What you should do: Leave out the pictures and transcribe everything else exactly.
begin Record excerpts
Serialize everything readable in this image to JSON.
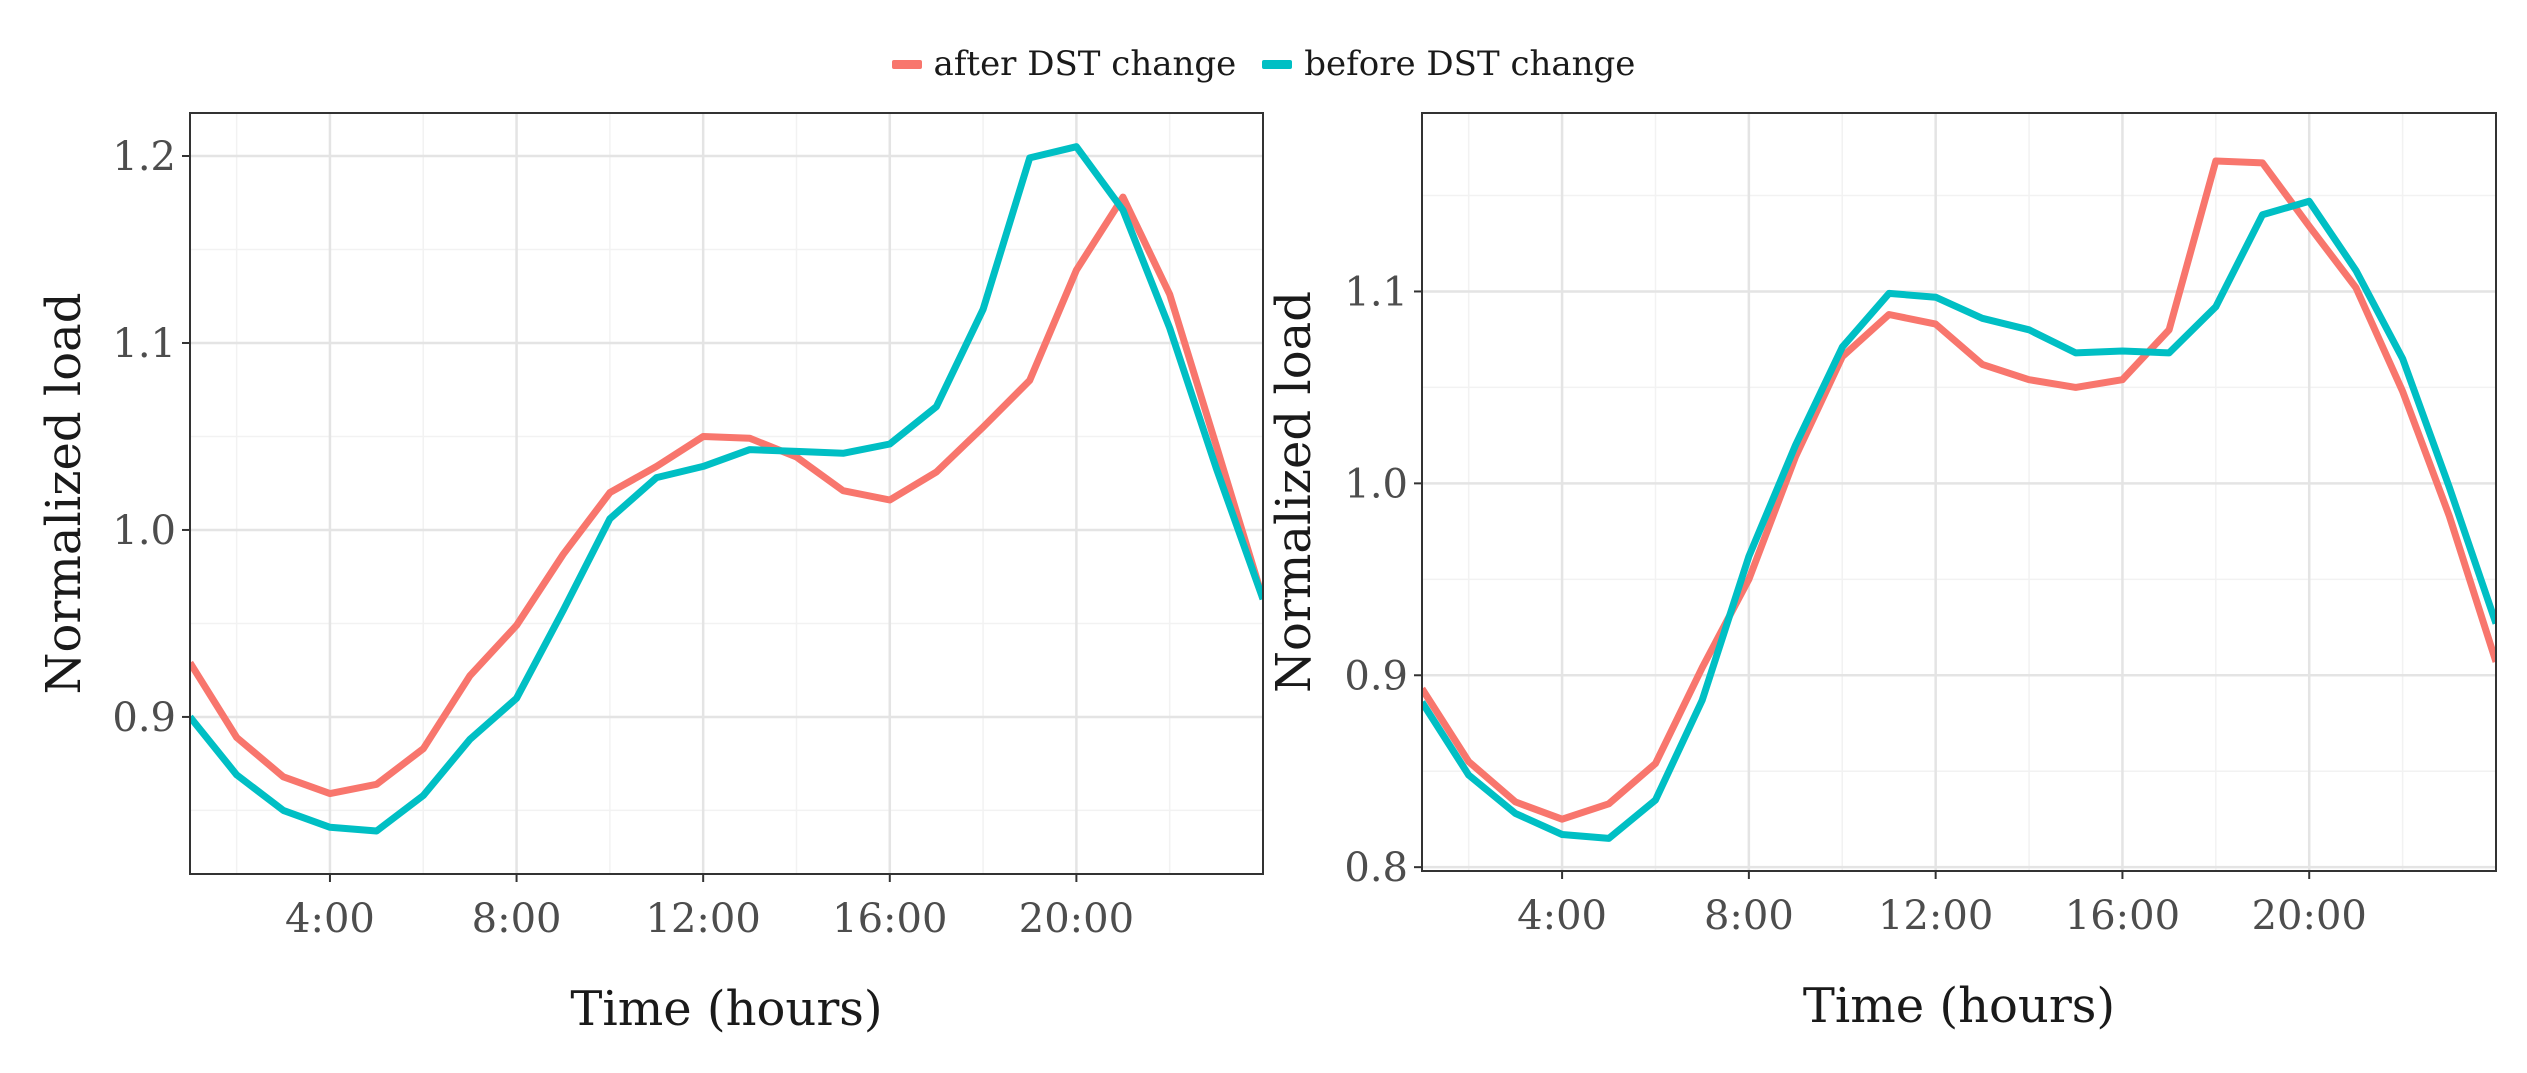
{
  "legend": {
    "after_label": "after DST change",
    "before_label": "before DST change"
  },
  "colors": {
    "after": "#F8766D",
    "before": "#00BFC4",
    "grid_major": "#E4E4E4",
    "grid_minor": "#F2F2F2",
    "axis_text": "#4D4D4D",
    "title_text": "#1A1A1A",
    "panel_border": "#333333"
  },
  "chart_data": [
    {
      "type": "line",
      "title": "",
      "xlabel": "Time (hours)",
      "ylabel": "Normalized load",
      "xlim": [
        1,
        24
      ],
      "ylim": [
        0.816,
        1.223
      ],
      "x_ticks": [
        4,
        8,
        12,
        16,
        20
      ],
      "x_tick_labels": [
        "4:00",
        "8:00",
        "12:00",
        "16:00",
        "20:00"
      ],
      "y_ticks": [
        0.9,
        1.0,
        1.1,
        1.2
      ],
      "y_tick_labels": [
        "0.9",
        "1.0",
        "1.1",
        "1.2"
      ],
      "x": [
        1,
        2,
        3,
        4,
        5,
        6,
        7,
        8,
        9,
        10,
        11,
        12,
        13,
        14,
        15,
        16,
        17,
        18,
        19,
        20,
        21,
        22,
        23,
        24
      ],
      "series": [
        {
          "name": "after DST change",
          "color_key": "after",
          "values": [
            0.929,
            0.889,
            0.868,
            0.859,
            0.864,
            0.883,
            0.922,
            0.949,
            0.987,
            1.02,
            1.034,
            1.05,
            1.049,
            1.039,
            1.021,
            1.016,
            1.031,
            1.055,
            1.08,
            1.139,
            1.178,
            1.126,
            1.045,
            0.963
          ]
        },
        {
          "name": "before DST change",
          "color_key": "before",
          "values": [
            0.9,
            0.869,
            0.85,
            0.841,
            0.839,
            0.858,
            0.888,
            0.91,
            0.957,
            1.006,
            1.028,
            1.034,
            1.043,
            1.042,
            1.041,
            1.046,
            1.066,
            1.118,
            1.199,
            1.205,
            1.171,
            1.108,
            1.033,
            0.963
          ]
        }
      ]
    },
    {
      "type": "line",
      "title": "",
      "xlabel": "Time (hours)",
      "ylabel": "Normalized load",
      "xlim": [
        1,
        24
      ],
      "ylim": [
        0.798,
        1.193
      ],
      "x_ticks": [
        4,
        8,
        12,
        16,
        20
      ],
      "x_tick_labels": [
        "4:00",
        "8:00",
        "12:00",
        "16:00",
        "20:00"
      ],
      "y_ticks": [
        0.8,
        0.9,
        1.0,
        1.1
      ],
      "y_tick_labels": [
        "0.8",
        "0.9",
        "1.0",
        "1.1"
      ],
      "x": [
        1,
        2,
        3,
        4,
        5,
        6,
        7,
        8,
        9,
        10,
        11,
        12,
        13,
        14,
        15,
        16,
        17,
        18,
        19,
        20,
        21,
        22,
        23,
        24
      ],
      "series": [
        {
          "name": "after DST change",
          "color_key": "after",
          "values": [
            0.893,
            0.855,
            0.834,
            0.825,
            0.833,
            0.854,
            0.904,
            0.95,
            1.014,
            1.066,
            1.088,
            1.083,
            1.062,
            1.054,
            1.05,
            1.054,
            1.08,
            1.168,
            1.167,
            1.134,
            1.102,
            1.048,
            0.983,
            0.907
          ]
        },
        {
          "name": "before DST change",
          "color_key": "before",
          "values": [
            0.886,
            0.848,
            0.828,
            0.817,
            0.815,
            0.835,
            0.887,
            0.962,
            1.02,
            1.071,
            1.099,
            1.097,
            1.086,
            1.08,
            1.068,
            1.069,
            1.068,
            1.092,
            1.14,
            1.147,
            1.111,
            1.065,
            0.998,
            0.927
          ]
        }
      ]
    }
  ]
}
end Record excerpts
Exercise answer:
Serialize everything readable in this image to JSON.
{
  "legend": {
    "after_label": "after DST change",
    "before_label": "before DST change"
  },
  "colors": {
    "after": "#F8766D",
    "before": "#00BFC4",
    "grid_major": "#E4E4E4",
    "grid_minor": "#F2F2F2",
    "axis_text": "#4D4D4D",
    "title_text": "#1A1A1A",
    "panel_border": "#333333"
  },
  "chart_data": [
    {
      "type": "line",
      "title": "",
      "xlabel": "Time (hours)",
      "ylabel": "Normalized load",
      "xlim": [
        1,
        24
      ],
      "ylim": [
        0.816,
        1.223
      ],
      "x_ticks": [
        4,
        8,
        12,
        16,
        20
      ],
      "x_tick_labels": [
        "4:00",
        "8:00",
        "12:00",
        "16:00",
        "20:00"
      ],
      "y_ticks": [
        0.9,
        1.0,
        1.1,
        1.2
      ],
      "y_tick_labels": [
        "0.9",
        "1.0",
        "1.1",
        "1.2"
      ],
      "x": [
        1,
        2,
        3,
        4,
        5,
        6,
        7,
        8,
        9,
        10,
        11,
        12,
        13,
        14,
        15,
        16,
        17,
        18,
        19,
        20,
        21,
        22,
        23,
        24
      ],
      "series": [
        {
          "name": "after DST change",
          "color_key": "after",
          "values": [
            0.929,
            0.889,
            0.868,
            0.859,
            0.864,
            0.883,
            0.922,
            0.949,
            0.987,
            1.02,
            1.034,
            1.05,
            1.049,
            1.039,
            1.021,
            1.016,
            1.031,
            1.055,
            1.08,
            1.139,
            1.178,
            1.126,
            1.045,
            0.963
          ]
        },
        {
          "name": "before DST change",
          "color_key": "before",
          "values": [
            0.9,
            0.869,
            0.85,
            0.841,
            0.839,
            0.858,
            0.888,
            0.91,
            0.957,
            1.006,
            1.028,
            1.034,
            1.043,
            1.042,
            1.041,
            1.046,
            1.066,
            1.118,
            1.199,
            1.205,
            1.171,
            1.108,
            1.033,
            0.963
          ]
        }
      ]
    },
    {
      "type": "line",
      "title": "",
      "xlabel": "Time (hours)",
      "ylabel": "Normalized load",
      "xlim": [
        1,
        24
      ],
      "ylim": [
        0.798,
        1.193
      ],
      "x_ticks": [
        4,
        8,
        12,
        16,
        20
      ],
      "x_tick_labels": [
        "4:00",
        "8:00",
        "12:00",
        "16:00",
        "20:00"
      ],
      "y_ticks": [
        0.8,
        0.9,
        1.0,
        1.1
      ],
      "y_tick_labels": [
        "0.8",
        "0.9",
        "1.0",
        "1.1"
      ],
      "x": [
        1,
        2,
        3,
        4,
        5,
        6,
        7,
        8,
        9,
        10,
        11,
        12,
        13,
        14,
        15,
        16,
        17,
        18,
        19,
        20,
        21,
        22,
        23,
        24
      ],
      "series": [
        {
          "name": "after DST change",
          "color_key": "after",
          "values": [
            0.893,
            0.855,
            0.834,
            0.825,
            0.833,
            0.854,
            0.904,
            0.95,
            1.014,
            1.066,
            1.088,
            1.083,
            1.062,
            1.054,
            1.05,
            1.054,
            1.08,
            1.168,
            1.167,
            1.134,
            1.102,
            1.048,
            0.983,
            0.907
          ]
        },
        {
          "name": "before DST change",
          "color_key": "before",
          "values": [
            0.886,
            0.848,
            0.828,
            0.817,
            0.815,
            0.835,
            0.887,
            0.962,
            1.02,
            1.071,
            1.099,
            1.097,
            1.086,
            1.08,
            1.068,
            1.069,
            1.068,
            1.092,
            1.14,
            1.147,
            1.111,
            1.065,
            0.998,
            0.927
          ]
        }
      ]
    }
  ]
}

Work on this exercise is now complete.